START PROVIDED MATERIAL

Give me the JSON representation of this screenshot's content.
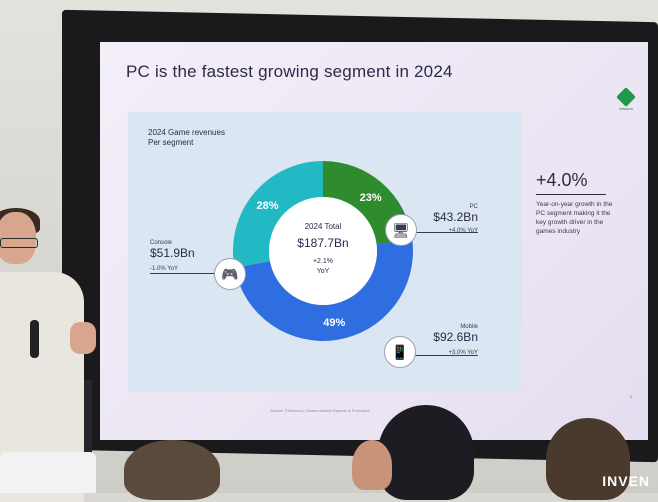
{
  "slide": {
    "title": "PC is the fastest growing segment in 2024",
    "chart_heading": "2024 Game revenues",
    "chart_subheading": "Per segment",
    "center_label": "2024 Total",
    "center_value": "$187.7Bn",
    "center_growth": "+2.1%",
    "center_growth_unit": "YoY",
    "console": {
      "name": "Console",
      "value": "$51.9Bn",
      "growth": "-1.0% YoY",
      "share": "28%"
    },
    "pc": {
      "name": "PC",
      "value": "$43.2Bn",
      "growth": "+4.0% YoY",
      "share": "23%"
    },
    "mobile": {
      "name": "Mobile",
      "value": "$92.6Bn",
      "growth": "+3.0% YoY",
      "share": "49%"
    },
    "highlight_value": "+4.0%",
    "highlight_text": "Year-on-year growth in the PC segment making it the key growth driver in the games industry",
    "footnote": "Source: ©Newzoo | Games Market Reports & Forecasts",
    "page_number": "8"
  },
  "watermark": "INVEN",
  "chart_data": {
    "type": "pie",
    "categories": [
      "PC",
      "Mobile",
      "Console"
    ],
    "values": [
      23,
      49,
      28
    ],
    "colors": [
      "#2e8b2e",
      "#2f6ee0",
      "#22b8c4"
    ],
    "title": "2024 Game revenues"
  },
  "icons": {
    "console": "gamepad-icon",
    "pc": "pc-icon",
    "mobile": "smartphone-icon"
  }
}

END PROVIDED MATERIAL

JOB: Transcribe the complete set of entries verbatim. No pictures belong in the copy.

SOLVED EXERCISE:
Give me the JSON representation of this screenshot's content.
{
  "slide": {
    "title": "PC is the fastest growing segment in 2024",
    "chart_heading": "2024 Game revenues",
    "chart_subheading": "Per segment",
    "center_label": "2024 Total",
    "center_value": "$187.7Bn",
    "center_growth": "+2.1%",
    "center_growth_unit": "YoY",
    "console": {
      "name": "Console",
      "value": "$51.9Bn",
      "growth": "-1.0% YoY",
      "share": "28%"
    },
    "pc": {
      "name": "PC",
      "value": "$43.2Bn",
      "growth": "+4.0% YoY",
      "share": "23%"
    },
    "mobile": {
      "name": "Mobile",
      "value": "$92.6Bn",
      "growth": "+3.0% YoY",
      "share": "49%"
    },
    "highlight_value": "+4.0%",
    "highlight_text": "Year-on-year growth in the PC segment making it the key growth driver in the games industry",
    "footnote": "Source: ©Newzoo | Games Market Reports & Forecasts",
    "page_number": "8"
  },
  "watermark": "INVEN",
  "chart_data": {
    "type": "pie",
    "categories": [
      "PC",
      "Mobile",
      "Console"
    ],
    "values": [
      23,
      49,
      28
    ],
    "colors": [
      "#2e8b2e",
      "#2f6ee0",
      "#22b8c4"
    ],
    "title": "2024 Game revenues"
  },
  "icons": {
    "console": "gamepad-icon",
    "pc": "pc-icon",
    "mobile": "smartphone-icon"
  }
}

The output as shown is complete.